Given exercise: Scan the entries below and count the lines holding the string "JSON". Supply only the number.

Recorded information:
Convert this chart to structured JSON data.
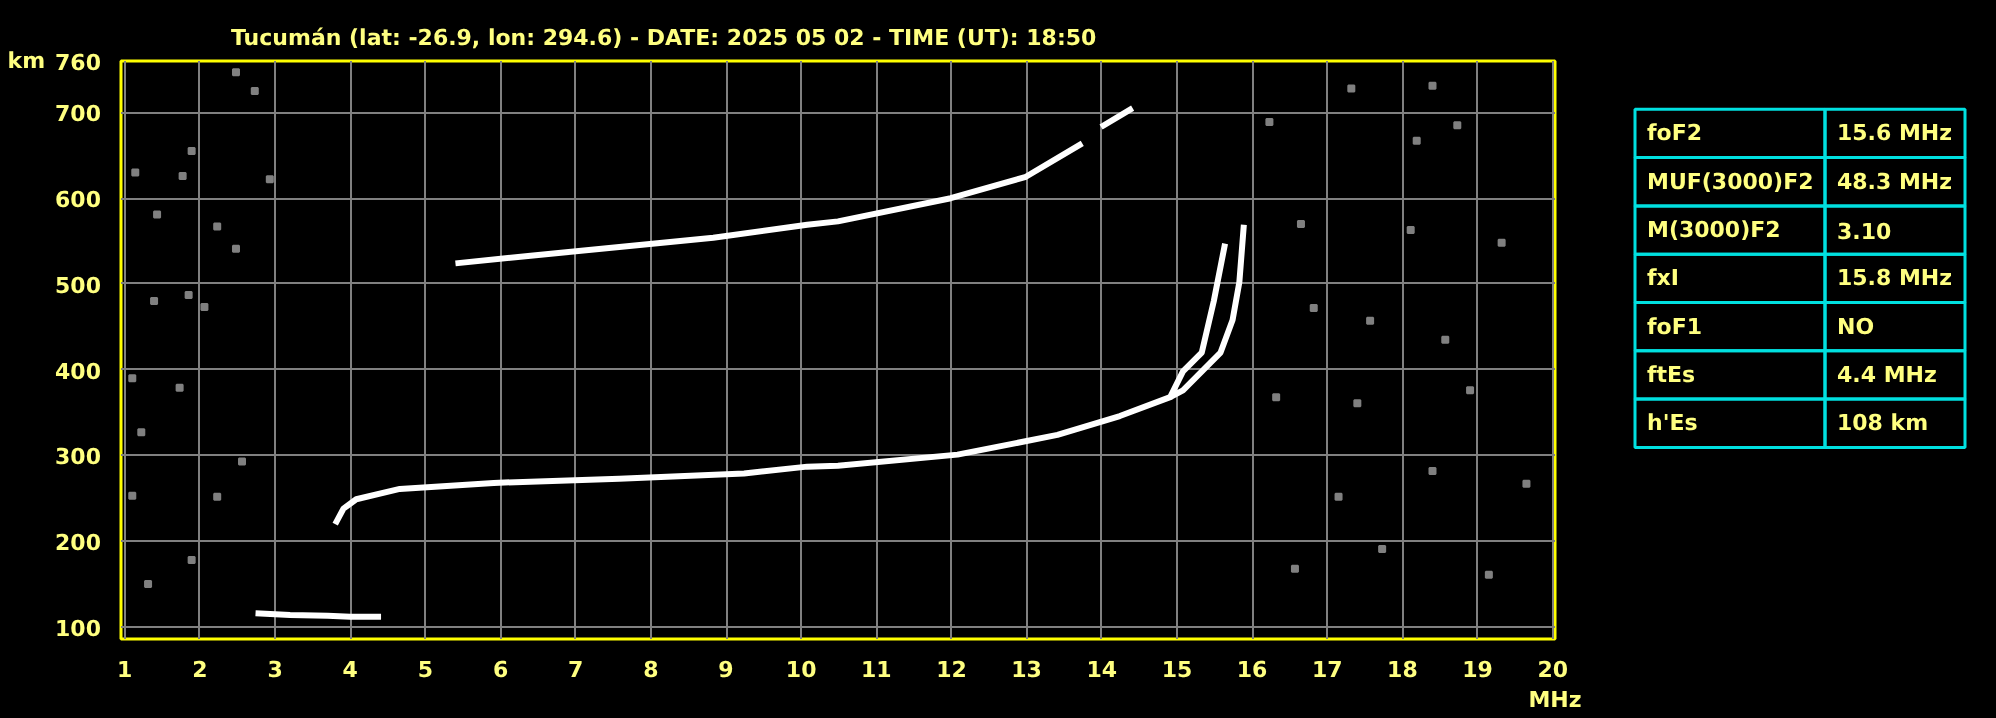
{
  "chart_data": [
    {
      "type": "line",
      "title": "Tucumán (lat: -26.9, lon: 294.6) - DATE: 2025 05 02 - TIME (UT): 18:50",
      "xlabel": "MHz",
      "ylabel": "km",
      "xlim": [
        0.95,
        20.03
      ],
      "ylim": [
        86,
        760
      ],
      "xticks": [
        1,
        2,
        3,
        4,
        5,
        6,
        7,
        8,
        9,
        10,
        11,
        12,
        13,
        14,
        15,
        16,
        17,
        18,
        19,
        20
      ],
      "yticks": [
        100,
        200,
        300,
        400,
        500,
        600,
        700,
        760
      ],
      "grid": true,
      "legend": false,
      "series": [
        {
          "type": "line",
          "color": "#ffffff",
          "x": [
            2.74,
            3.2,
            3.7,
            4.0,
            4.41
          ],
          "values": [
            116,
            114,
            113,
            112,
            112
          ]
        },
        {
          "type": "line",
          "color": "#ffffff",
          "x": [
            3.8,
            3.91,
            4.08,
            4.66,
            5.91,
            7.58,
            9.24,
            10.08,
            10.49,
            12.08,
            13.41,
            14.24,
            14.91,
            15.08,
            15.33,
            15.49,
            15.64
          ],
          "values": [
            220,
            238,
            249,
            261,
            268,
            273,
            279,
            287,
            288,
            301,
            324,
            346,
            368,
            398,
            420,
            480,
            547
          ]
        },
        {
          "type": "line",
          "color": "#ffffff",
          "x": [
            14.91,
            15.08,
            15.58,
            15.74,
            15.83,
            15.89
          ],
          "values": [
            368,
            376,
            420,
            458,
            502,
            569
          ]
        },
        {
          "type": "line",
          "color": "#ffffff",
          "x": [
            5.4,
            6.4,
            7.58,
            8.83,
            10.08,
            10.49,
            11.99,
            12.99,
            13.74,
            13.85,
            13.99,
            14.41
          ],
          "values": [
            524,
            533,
            543,
            554,
            569,
            573,
            600,
            625,
            664,
            null,
            683,
            705
          ]
        },
        {
          "type": "scatter",
          "color": "#808080",
          "marker": "square",
          "x": [
            1.14,
            1.43,
            1.77,
            1.89,
            2.23,
            2.48,
            2.06,
            1.39,
            1.1,
            1.73,
            1.22,
            2.23,
            2.56,
            1.31,
            1.89,
            2.73,
            2.48,
            2.93,
            1.1,
            1.85,
            16.23,
            17.32,
            18.4,
            18.73,
            18.19,
            16.65,
            18.11,
            19.32,
            16.82,
            17.57,
            18.57,
            16.32,
            17.4,
            18.9,
            18.4,
            17.15,
            19.65,
            16.57,
            17.73,
            19.15
          ],
          "values": [
            630,
            581,
            626,
            655,
            567,
            541,
            473,
            480,
            390,
            379,
            327,
            252,
            293,
            150,
            178,
            725,
            747,
            622,
            253,
            487,
            689,
            728,
            731,
            685,
            667,
            570,
            563,
            548,
            472,
            457,
            435,
            368,
            361,
            376,
            282,
            252,
            267,
            168,
            191,
            161
          ]
        }
      ]
    },
    {
      "type": "other",
      "annotations": [
        "foF2",
        "15.6 MHz",
        "MUF(3000)F2",
        "48.3 MHz",
        "M(3000)F2",
        "3.10",
        "fxI",
        "15.8 MHz",
        "foF1",
        "NO",
        "ftEs",
        "4.4 MHz",
        "h'Es",
        "108 km"
      ]
    }
  ]
}
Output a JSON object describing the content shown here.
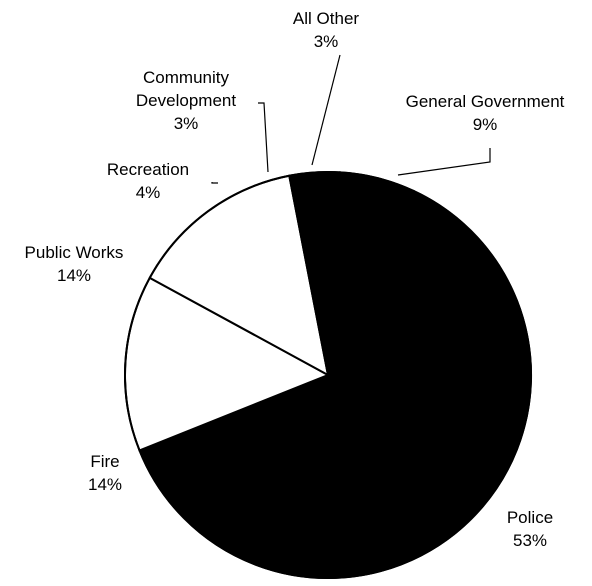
{
  "chart_data": {
    "type": "pie",
    "slices": [
      {
        "label_lines": [
          "General Government"
        ],
        "value_label": "9%",
        "value": 9
      },
      {
        "label_lines": [
          "Police"
        ],
        "value_label": "53%",
        "value": 53
      },
      {
        "label_lines": [
          "Fire"
        ],
        "value_label": "14%",
        "value": 14
      },
      {
        "label_lines": [
          "Public Works"
        ],
        "value_label": "14%",
        "value": 14
      },
      {
        "label_lines": [
          "Recreation"
        ],
        "value_label": "4%",
        "value": 4
      },
      {
        "label_lines": [
          "Community",
          "Development"
        ],
        "value_label": "3%",
        "value": 3
      },
      {
        "label_lines": [
          "All Other"
        ],
        "value_label": "3%",
        "value": 3
      }
    ],
    "colors": {
      "background": "#ffffff",
      "dark": "#000000",
      "light": "#ffffff",
      "outline": "#000000"
    }
  }
}
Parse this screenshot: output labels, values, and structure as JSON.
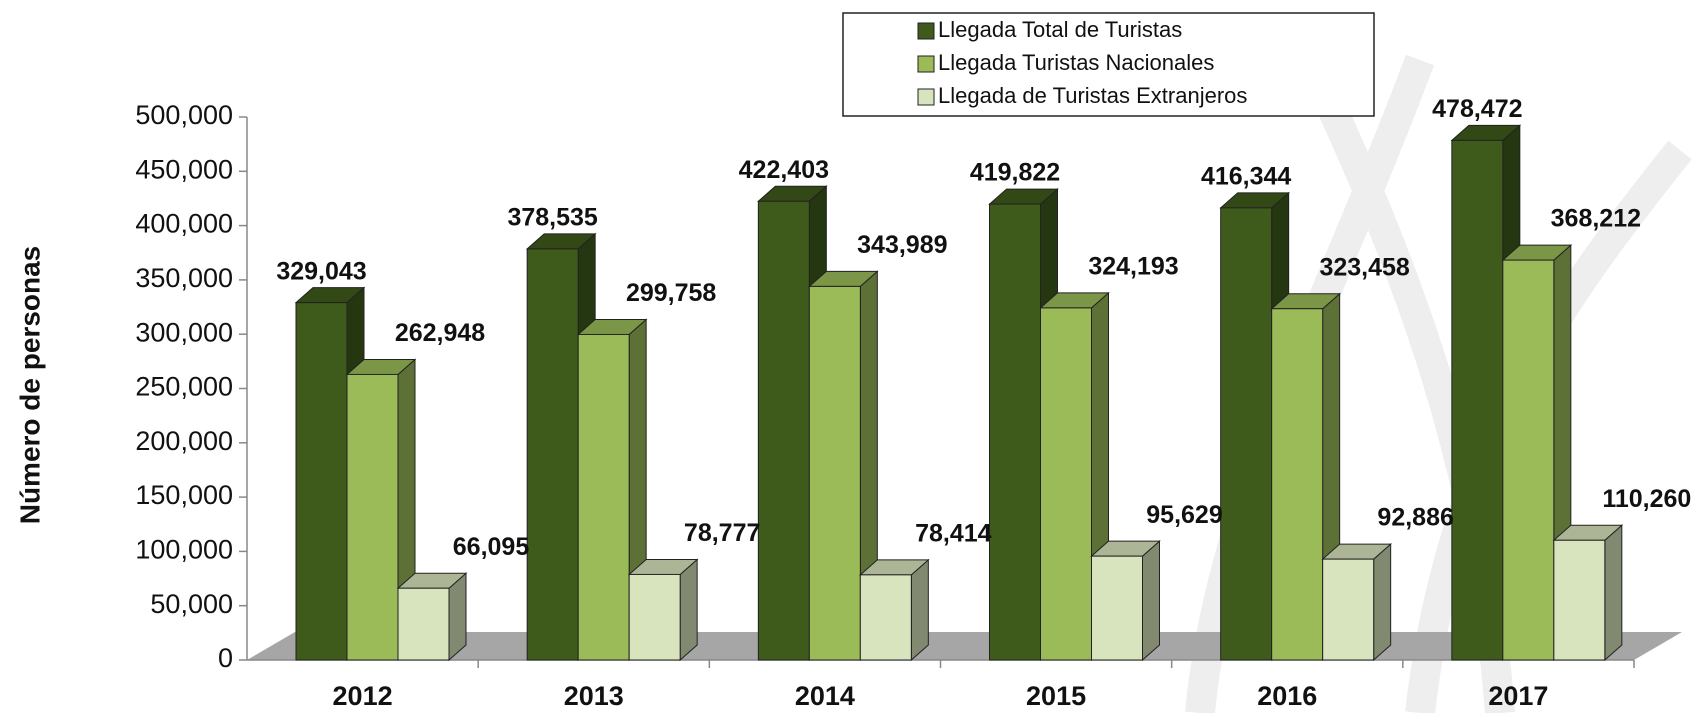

Solution below: 3